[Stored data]
╔══

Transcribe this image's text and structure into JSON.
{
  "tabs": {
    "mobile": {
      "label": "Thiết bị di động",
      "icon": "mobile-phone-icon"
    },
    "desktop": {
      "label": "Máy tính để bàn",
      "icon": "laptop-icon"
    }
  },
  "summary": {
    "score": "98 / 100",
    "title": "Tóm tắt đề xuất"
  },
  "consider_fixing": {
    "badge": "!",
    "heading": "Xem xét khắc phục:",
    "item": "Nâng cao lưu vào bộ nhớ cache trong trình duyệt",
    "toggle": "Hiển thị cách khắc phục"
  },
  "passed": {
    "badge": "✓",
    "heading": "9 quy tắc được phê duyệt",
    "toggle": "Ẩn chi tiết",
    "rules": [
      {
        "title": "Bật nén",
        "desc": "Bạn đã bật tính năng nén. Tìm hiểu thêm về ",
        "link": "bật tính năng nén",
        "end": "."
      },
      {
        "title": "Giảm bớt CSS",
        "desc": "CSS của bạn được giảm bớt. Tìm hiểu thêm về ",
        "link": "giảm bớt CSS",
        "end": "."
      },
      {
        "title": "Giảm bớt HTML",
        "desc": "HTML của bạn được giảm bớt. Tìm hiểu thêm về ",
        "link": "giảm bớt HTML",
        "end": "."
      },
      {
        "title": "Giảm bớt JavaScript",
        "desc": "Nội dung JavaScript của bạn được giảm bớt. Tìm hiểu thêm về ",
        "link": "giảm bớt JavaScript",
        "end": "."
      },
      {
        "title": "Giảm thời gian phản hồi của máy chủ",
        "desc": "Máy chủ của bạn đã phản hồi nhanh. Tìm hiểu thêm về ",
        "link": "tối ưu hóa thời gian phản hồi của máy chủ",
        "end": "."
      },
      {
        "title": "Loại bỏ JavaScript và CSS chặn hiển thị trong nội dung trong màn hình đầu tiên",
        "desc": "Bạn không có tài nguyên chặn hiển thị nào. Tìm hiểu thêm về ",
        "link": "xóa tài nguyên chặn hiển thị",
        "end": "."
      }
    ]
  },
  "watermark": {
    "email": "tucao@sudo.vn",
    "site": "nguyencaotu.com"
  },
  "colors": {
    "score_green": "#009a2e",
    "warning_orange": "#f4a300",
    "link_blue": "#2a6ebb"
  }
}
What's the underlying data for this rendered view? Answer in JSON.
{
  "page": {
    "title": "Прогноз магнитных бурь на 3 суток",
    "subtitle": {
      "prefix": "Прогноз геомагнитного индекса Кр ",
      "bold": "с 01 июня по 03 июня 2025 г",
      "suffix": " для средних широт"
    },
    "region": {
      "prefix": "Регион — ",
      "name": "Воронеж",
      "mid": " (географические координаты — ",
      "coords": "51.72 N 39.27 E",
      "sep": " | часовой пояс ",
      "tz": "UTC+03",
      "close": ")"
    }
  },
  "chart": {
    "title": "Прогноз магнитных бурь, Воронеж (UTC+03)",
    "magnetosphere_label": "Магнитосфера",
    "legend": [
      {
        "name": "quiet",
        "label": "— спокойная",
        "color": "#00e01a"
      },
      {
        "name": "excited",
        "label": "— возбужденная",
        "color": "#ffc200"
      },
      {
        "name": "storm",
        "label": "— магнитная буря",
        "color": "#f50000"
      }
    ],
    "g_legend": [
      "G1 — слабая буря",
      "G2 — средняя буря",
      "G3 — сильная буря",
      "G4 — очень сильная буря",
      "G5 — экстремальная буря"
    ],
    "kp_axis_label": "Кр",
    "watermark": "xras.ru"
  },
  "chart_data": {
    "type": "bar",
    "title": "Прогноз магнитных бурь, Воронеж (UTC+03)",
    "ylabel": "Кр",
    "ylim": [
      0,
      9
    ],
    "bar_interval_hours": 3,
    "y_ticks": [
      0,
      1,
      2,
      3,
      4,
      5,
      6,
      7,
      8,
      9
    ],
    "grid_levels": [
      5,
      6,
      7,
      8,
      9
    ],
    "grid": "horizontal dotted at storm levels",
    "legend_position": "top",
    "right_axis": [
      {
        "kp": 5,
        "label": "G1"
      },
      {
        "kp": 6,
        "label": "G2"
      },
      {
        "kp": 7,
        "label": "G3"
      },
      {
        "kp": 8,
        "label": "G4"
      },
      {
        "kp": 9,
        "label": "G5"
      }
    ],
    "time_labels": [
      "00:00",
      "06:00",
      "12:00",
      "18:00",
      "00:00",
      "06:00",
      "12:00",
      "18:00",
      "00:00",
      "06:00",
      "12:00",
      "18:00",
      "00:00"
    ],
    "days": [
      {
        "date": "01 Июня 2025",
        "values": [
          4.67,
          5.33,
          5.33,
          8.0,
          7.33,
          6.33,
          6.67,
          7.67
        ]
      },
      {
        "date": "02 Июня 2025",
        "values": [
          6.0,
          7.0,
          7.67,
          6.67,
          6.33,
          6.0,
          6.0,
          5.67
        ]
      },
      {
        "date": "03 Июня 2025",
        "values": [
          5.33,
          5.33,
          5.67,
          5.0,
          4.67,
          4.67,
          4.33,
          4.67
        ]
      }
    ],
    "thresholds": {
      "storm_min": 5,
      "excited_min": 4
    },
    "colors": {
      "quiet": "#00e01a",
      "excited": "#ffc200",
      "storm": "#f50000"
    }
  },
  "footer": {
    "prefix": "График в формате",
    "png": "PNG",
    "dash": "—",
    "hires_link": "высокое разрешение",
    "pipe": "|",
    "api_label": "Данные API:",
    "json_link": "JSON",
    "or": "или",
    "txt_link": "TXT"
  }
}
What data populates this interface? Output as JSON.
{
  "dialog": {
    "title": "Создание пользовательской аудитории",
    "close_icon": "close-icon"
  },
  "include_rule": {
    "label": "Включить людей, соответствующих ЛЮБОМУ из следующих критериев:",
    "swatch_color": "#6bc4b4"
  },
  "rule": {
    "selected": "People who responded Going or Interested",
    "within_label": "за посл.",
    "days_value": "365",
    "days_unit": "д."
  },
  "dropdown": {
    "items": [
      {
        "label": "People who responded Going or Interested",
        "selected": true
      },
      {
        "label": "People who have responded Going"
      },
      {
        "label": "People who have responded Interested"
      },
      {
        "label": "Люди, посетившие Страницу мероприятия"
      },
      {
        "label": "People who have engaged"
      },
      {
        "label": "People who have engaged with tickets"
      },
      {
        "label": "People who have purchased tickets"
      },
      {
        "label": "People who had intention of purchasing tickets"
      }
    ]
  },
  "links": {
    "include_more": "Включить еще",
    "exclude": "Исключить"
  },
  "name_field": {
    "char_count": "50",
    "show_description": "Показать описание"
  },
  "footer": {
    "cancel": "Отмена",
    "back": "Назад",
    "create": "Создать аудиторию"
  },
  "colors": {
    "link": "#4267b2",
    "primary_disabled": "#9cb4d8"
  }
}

╚══

__Given task__.
Copy each line above containing the string "JSON".

__Reply to the task__.
Transcribe this image's text and structure into JSON.
What's the underlying data for this rendered view? Answer in JSON.
    "json_link": "JSON",
What data populates this interface? Output as JSON.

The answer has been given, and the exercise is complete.